TASK STATEMENT: Check every line below for the string "name", and copy the lines that contain it.

EXERCISE DATA:
━━━━━━━━━━━━━━━━━━━━━━━━━━━━━━
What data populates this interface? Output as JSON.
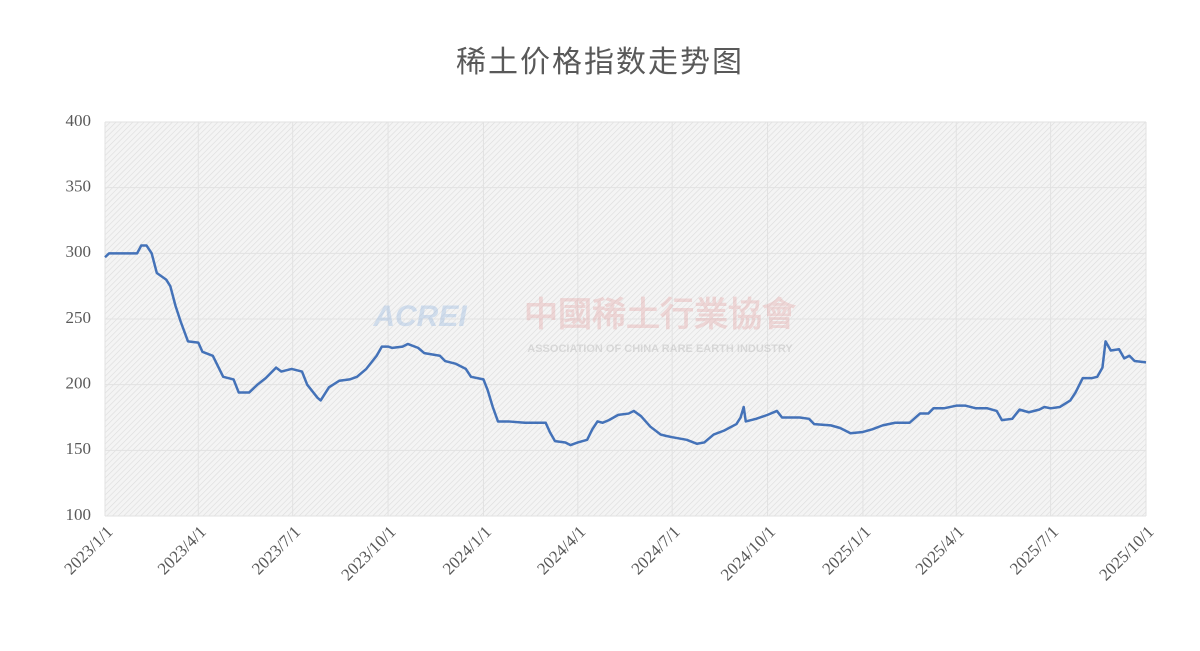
{
  "chart_data": {
    "type": "line",
    "title": "稀土价格指数走势图",
    "watermark": {
      "logo": "ACREI",
      "name": "中國稀土行業協會",
      "subtitle": "ASSOCIATION OF CHINA RARE EARTH INDUSTRY"
    },
    "xlim": [
      "2023/1/1",
      "2025/10/1"
    ],
    "xticks": [
      "2023/1/1",
      "2023/4/1",
      "2023/7/1",
      "2023/10/1",
      "2024/1/1",
      "2024/4/1",
      "2024/7/1",
      "2024/10/1",
      "2025/1/1",
      "2025/4/1",
      "2025/7/1",
      "2025/10/1"
    ],
    "ylim": [
      100,
      400
    ],
    "yticks": [
      100,
      150,
      200,
      250,
      300,
      350,
      400
    ],
    "grid": true,
    "x": [
      "2023/1/1",
      "2023/1/5",
      "2023/1/20",
      "2023/2/1",
      "2023/2/5",
      "2023/2/10",
      "2023/2/15",
      "2023/2/20",
      "2023/3/1",
      "2023/3/5",
      "2023/3/10",
      "2023/3/15",
      "2023/3/22",
      "2023/4/1",
      "2023/4/5",
      "2023/4/15",
      "2023/4/25",
      "2023/5/5",
      "2023/5/10",
      "2023/5/20",
      "2023/5/28",
      "2023/6/5",
      "2023/6/15",
      "2023/6/20",
      "2023/6/30",
      "2023/7/10",
      "2023/7/15",
      "2023/7/25",
      "2023/7/28",
      "2023/8/5",
      "2023/8/15",
      "2023/8/25",
      "2023/9/1",
      "2023/9/10",
      "2023/9/20",
      "2023/9/25",
      "2023/10/1",
      "2023/10/5",
      "2023/10/15",
      "2023/10/20",
      "2023/10/30",
      "2023/11/5",
      "2023/11/20",
      "2023/11/25",
      "2023/12/5",
      "2023/12/15",
      "2023/12/20",
      "2024/1/1",
      "2024/1/5",
      "2024/1/10",
      "2024/1/15",
      "2024/1/25",
      "2024/2/10",
      "2024/3/1",
      "2024/3/5",
      "2024/3/10",
      "2024/3/20",
      "2024/3/25",
      "2024/4/1",
      "2024/4/10",
      "2024/4/15",
      "2024/4/20",
      "2024/4/25",
      "2024/5/1",
      "2024/5/10",
      "2024/5/20",
      "2024/5/25",
      "2024/6/1",
      "2024/6/10",
      "2024/6/20",
      "2024/6/25",
      "2024/7/1",
      "2024/7/15",
      "2024/7/25",
      "2024/8/1",
      "2024/8/10",
      "2024/8/20",
      "2024/9/1",
      "2024/9/5",
      "2024/9/8",
      "2024/9/10",
      "2024/9/20",
      "2024/10/1",
      "2024/10/10",
      "2024/10/15",
      "2024/11/1",
      "2024/11/10",
      "2024/11/15",
      "2024/12/1",
      "2024/12/10",
      "2024/12/20",
      "2025/1/1",
      "2025/1/10",
      "2025/1/20",
      "2025/2/1",
      "2025/2/15",
      "2025/2/25",
      "2025/3/5",
      "2025/3/10",
      "2025/3/20",
      "2025/4/1",
      "2025/4/10",
      "2025/4/20",
      "2025/5/1",
      "2025/5/10",
      "2025/5/15",
      "2025/5/25",
      "2025/6/1",
      "2025/6/10",
      "2025/6/20",
      "2025/6/25",
      "2025/7/1",
      "2025/7/10",
      "2025/7/20",
      "2025/7/25",
      "2025/8/1",
      "2025/8/10",
      "2025/8/15",
      "2025/8/20",
      "2025/8/23",
      "2025/8/28",
      "2025/9/5",
      "2025/9/10",
      "2025/9/15",
      "2025/9/20",
      "2025/10/1"
    ],
    "series": [
      {
        "name": "稀土价格指数",
        "color": "#4472b8",
        "values": [
          297,
          300,
          300,
          300,
          306,
          306,
          300,
          285,
          280,
          275,
          260,
          248,
          233,
          232,
          225,
          222,
          206,
          204,
          194,
          194,
          200,
          205,
          213,
          210,
          212,
          210,
          200,
          190,
          188,
          198,
          203,
          204,
          206,
          212,
          222,
          229,
          229,
          228,
          229,
          231,
          228,
          224,
          222,
          218,
          216,
          212,
          206,
          204,
          196,
          183,
          172,
          172,
          171,
          171,
          164,
          157,
          156,
          154,
          156,
          158,
          166,
          172,
          171,
          173,
          177,
          178,
          180,
          176,
          168,
          162,
          161,
          160,
          158,
          155,
          156,
          162,
          165,
          170,
          175,
          183,
          172,
          174,
          177,
          180,
          175,
          175,
          174,
          170,
          169,
          167,
          163,
          164,
          166,
          169,
          171,
          171,
          178,
          178,
          182,
          182,
          184,
          184,
          182,
          182,
          180,
          173,
          174,
          181,
          179,
          181,
          183,
          182,
          183,
          188,
          194,
          205,
          205,
          206,
          213,
          233,
          226,
          227,
          220,
          222,
          218,
          217
        ]
      }
    ]
  }
}
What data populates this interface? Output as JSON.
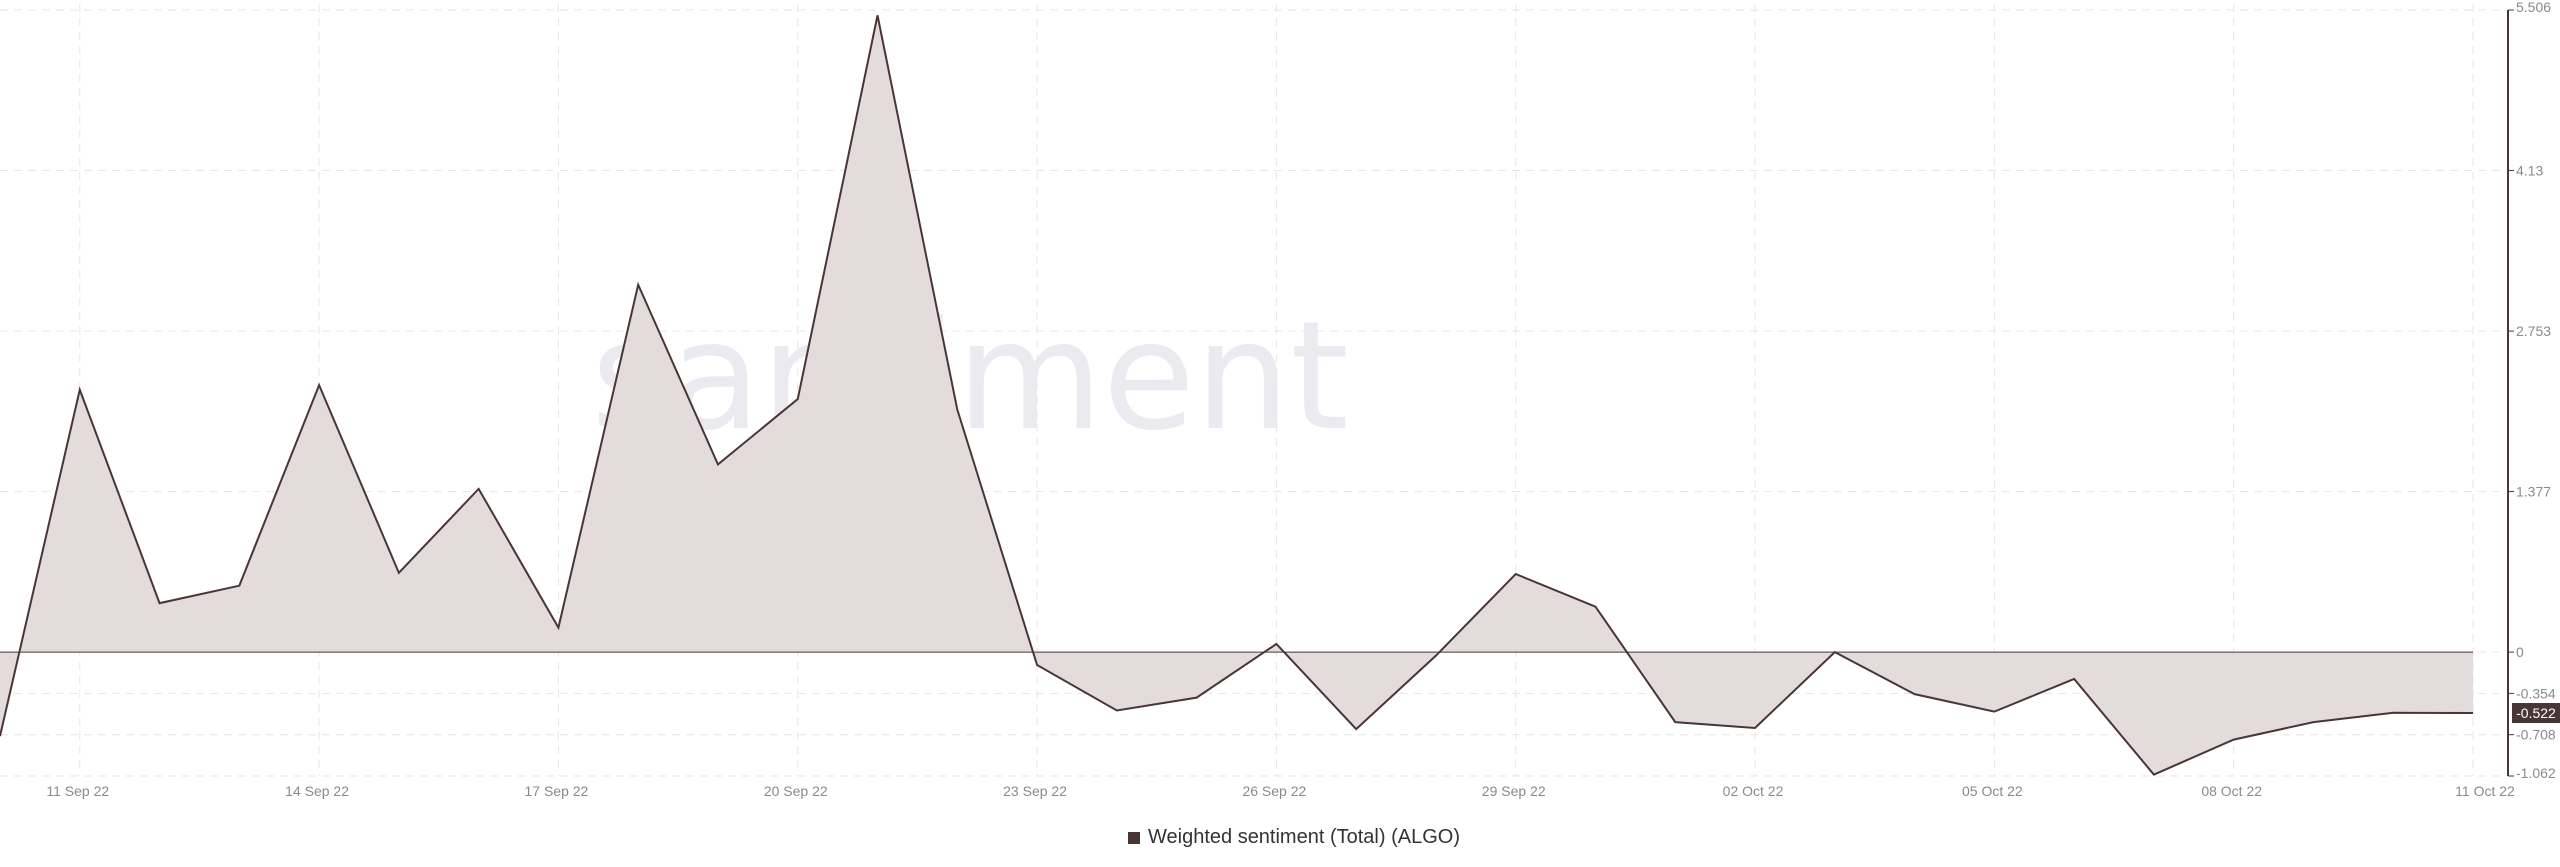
{
  "watermark": "santiment",
  "colors": {
    "line": "#4a3535",
    "fill": "#e4dcdc",
    "grid": "#e6e6e6",
    "axis": "#4a3535",
    "badge": "#4a3535"
  },
  "chart_data": {
    "type": "area",
    "title": "",
    "xlabel": "",
    "ylabel": "",
    "x": [
      "10 Sep 22",
      "11 Sep 22",
      "12 Sep 22",
      "13 Sep 22",
      "14 Sep 22",
      "15 Sep 22",
      "16 Sep 22",
      "17 Sep 22",
      "18 Sep 22",
      "19 Sep 22",
      "20 Sep 22",
      "21 Sep 22",
      "22 Sep 22",
      "23 Sep 22",
      "24 Sep 22",
      "25 Sep 22",
      "26 Sep 22",
      "27 Sep 22",
      "28 Sep 22",
      "29 Sep 22",
      "30 Sep 22",
      "01 Oct 22",
      "02 Oct 22",
      "03 Oct 22",
      "04 Oct 22",
      "05 Oct 22",
      "06 Oct 22",
      "07 Oct 22",
      "08 Oct 22",
      "09 Oct 22",
      "10 Oct 22",
      "11 Oct 22"
    ],
    "x_tick_labels": [
      "11 Sep 22",
      "14 Sep 22",
      "17 Sep 22",
      "20 Sep 22",
      "23 Sep 22",
      "26 Sep 22",
      "29 Sep 22",
      "02 Oct 22",
      "05 Oct 22",
      "08 Oct 22",
      "11 Oct 22"
    ],
    "y_tick_labels": [
      "5.506",
      "4.13",
      "2.753",
      "1.377",
      "0",
      "-0.354",
      "-0.708",
      "-1.062"
    ],
    "ylim": [
      -1.062,
      5.506
    ],
    "grid": true,
    "legend": "bottom-center",
    "last_value_label": "-0.522",
    "series": [
      {
        "name": "Weighted sentiment (Total) (ALGO)",
        "values": [
          -0.72,
          2.25,
          0.42,
          0.57,
          2.29,
          0.68,
          1.4,
          0.21,
          3.15,
          1.61,
          2.17,
          5.46,
          2.08,
          -0.11,
          -0.5,
          -0.39,
          0.07,
          -0.66,
          -0.03,
          0.67,
          0.39,
          -0.6,
          -0.65,
          0.0,
          -0.36,
          -0.51,
          -0.23,
          -1.05,
          -0.75,
          -0.6,
          -0.52,
          -0.522
        ]
      }
    ]
  }
}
━━━━━━━━━━━━━━━━━━━━━━━━━━━━━━
EXPECTED ANSWER:
      "name": "中國稀土行業協會",
        "name": "稀土价格指数",
        "name": "Weighted sentiment (Total) (ALGO)",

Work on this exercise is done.